Stored data entries
━━━━

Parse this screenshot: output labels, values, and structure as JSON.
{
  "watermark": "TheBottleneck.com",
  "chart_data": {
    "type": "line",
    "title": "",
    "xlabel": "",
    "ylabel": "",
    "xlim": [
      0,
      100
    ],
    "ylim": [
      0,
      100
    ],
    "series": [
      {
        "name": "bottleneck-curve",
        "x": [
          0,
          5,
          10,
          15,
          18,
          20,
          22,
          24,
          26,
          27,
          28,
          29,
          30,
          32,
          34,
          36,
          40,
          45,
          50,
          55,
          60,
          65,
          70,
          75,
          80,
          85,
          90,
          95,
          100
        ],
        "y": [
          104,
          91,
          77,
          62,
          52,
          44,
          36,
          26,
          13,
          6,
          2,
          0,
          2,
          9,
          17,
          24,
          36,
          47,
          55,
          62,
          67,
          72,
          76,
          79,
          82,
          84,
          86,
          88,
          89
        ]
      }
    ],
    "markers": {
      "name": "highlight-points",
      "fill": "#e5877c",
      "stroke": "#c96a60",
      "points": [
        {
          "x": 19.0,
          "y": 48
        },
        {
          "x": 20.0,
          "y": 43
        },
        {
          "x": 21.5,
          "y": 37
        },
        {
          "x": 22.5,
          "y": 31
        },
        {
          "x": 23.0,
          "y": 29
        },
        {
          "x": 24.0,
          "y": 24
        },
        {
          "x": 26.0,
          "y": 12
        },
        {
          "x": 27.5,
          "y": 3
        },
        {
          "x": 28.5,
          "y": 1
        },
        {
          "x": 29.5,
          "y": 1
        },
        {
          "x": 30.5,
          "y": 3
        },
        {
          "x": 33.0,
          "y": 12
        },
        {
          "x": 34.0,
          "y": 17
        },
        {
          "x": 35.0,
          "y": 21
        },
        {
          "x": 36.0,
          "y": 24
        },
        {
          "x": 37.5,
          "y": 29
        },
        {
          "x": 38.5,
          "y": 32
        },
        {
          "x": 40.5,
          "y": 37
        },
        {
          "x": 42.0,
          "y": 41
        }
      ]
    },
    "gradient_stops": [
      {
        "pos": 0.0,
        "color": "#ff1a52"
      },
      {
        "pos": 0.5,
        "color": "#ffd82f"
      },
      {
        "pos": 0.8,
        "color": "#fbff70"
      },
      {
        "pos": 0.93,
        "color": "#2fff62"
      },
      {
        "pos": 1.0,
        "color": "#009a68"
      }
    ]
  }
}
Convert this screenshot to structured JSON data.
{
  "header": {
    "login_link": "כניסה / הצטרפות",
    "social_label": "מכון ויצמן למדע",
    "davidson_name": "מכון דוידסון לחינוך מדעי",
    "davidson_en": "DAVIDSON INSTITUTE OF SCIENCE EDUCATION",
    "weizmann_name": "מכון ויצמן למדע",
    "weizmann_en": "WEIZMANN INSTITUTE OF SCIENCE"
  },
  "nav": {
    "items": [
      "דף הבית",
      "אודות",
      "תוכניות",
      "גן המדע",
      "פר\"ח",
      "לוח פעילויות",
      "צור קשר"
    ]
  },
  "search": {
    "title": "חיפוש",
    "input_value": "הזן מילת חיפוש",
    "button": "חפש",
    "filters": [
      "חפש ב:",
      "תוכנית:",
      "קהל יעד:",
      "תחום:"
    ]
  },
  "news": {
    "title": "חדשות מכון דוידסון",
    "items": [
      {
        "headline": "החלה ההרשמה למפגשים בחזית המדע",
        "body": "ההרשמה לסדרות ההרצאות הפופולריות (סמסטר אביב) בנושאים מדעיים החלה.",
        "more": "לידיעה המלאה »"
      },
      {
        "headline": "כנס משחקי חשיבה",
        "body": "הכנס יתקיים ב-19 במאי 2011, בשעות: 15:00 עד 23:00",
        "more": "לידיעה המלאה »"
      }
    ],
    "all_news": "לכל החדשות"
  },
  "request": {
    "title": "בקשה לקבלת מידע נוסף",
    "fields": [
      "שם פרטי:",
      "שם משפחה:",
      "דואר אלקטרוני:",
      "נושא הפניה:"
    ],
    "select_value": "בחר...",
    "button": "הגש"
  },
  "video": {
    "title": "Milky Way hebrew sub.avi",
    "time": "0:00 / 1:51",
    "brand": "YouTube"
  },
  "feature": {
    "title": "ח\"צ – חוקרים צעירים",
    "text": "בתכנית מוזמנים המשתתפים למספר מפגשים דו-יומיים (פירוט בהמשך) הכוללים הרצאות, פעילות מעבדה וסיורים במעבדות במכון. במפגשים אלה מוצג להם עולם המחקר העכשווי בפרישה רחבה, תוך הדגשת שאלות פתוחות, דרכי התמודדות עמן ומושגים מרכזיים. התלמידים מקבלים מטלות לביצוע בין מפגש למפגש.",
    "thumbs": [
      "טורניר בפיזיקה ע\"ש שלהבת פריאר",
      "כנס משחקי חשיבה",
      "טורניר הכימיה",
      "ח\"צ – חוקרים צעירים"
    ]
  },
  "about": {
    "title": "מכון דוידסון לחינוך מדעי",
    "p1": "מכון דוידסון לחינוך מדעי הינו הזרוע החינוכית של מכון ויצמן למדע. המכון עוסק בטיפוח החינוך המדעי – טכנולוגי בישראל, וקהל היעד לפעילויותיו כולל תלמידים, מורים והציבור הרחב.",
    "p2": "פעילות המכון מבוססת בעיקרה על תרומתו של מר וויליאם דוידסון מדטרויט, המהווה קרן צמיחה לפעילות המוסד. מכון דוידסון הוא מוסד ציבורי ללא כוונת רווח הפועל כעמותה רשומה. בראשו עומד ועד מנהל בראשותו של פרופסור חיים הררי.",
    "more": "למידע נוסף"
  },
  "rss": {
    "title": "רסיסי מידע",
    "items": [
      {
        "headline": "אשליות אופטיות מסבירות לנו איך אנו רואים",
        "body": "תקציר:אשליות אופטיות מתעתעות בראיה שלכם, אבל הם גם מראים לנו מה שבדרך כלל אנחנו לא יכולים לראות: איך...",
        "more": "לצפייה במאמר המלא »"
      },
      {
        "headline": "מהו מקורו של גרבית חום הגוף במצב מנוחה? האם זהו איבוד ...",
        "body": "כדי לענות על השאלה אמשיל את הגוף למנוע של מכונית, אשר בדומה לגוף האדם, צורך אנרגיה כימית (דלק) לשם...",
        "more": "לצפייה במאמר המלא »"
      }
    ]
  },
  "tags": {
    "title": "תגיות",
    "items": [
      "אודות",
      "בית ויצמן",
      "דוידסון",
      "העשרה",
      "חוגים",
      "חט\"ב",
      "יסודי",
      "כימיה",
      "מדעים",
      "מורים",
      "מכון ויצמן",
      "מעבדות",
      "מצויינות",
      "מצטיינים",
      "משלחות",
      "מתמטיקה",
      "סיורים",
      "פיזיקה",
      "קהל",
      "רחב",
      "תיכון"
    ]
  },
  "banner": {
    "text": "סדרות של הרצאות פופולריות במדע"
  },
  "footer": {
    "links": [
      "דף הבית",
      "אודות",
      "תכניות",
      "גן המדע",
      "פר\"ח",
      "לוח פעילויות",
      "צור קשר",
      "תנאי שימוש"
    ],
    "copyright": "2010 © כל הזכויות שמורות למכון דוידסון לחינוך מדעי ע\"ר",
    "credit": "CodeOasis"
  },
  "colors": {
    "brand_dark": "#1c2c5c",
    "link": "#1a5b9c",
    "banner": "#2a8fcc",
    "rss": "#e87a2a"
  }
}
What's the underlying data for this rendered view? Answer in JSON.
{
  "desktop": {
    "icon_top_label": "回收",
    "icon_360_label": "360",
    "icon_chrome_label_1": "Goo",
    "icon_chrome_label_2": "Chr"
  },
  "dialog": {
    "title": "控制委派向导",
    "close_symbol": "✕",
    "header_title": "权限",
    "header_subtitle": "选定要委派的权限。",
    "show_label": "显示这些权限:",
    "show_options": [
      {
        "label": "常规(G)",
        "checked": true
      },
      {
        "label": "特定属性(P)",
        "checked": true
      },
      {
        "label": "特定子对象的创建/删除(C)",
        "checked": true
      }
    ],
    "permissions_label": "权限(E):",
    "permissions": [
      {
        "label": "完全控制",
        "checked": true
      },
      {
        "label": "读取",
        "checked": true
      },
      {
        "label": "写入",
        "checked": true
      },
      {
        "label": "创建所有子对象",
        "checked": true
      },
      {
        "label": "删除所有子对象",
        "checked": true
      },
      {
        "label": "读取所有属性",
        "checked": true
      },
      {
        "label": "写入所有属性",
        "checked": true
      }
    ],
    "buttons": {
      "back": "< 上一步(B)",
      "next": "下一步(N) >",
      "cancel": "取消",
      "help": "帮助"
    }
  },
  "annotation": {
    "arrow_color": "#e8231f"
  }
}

━━━━

**Goal:** Copy all lines in the listing above where the string "אופטיות" appears.

**Answer to the task:**
        "headline": "אשליות אופטיות מסבירות לנו איך אנו רואים",
        "body": "תקציר:אשליות אופטיות מתעתעות בראיה שלכם, אבל הם גם מראים לנו מה שבדרך כלל אנחנו לא יכולים לראות: איך...",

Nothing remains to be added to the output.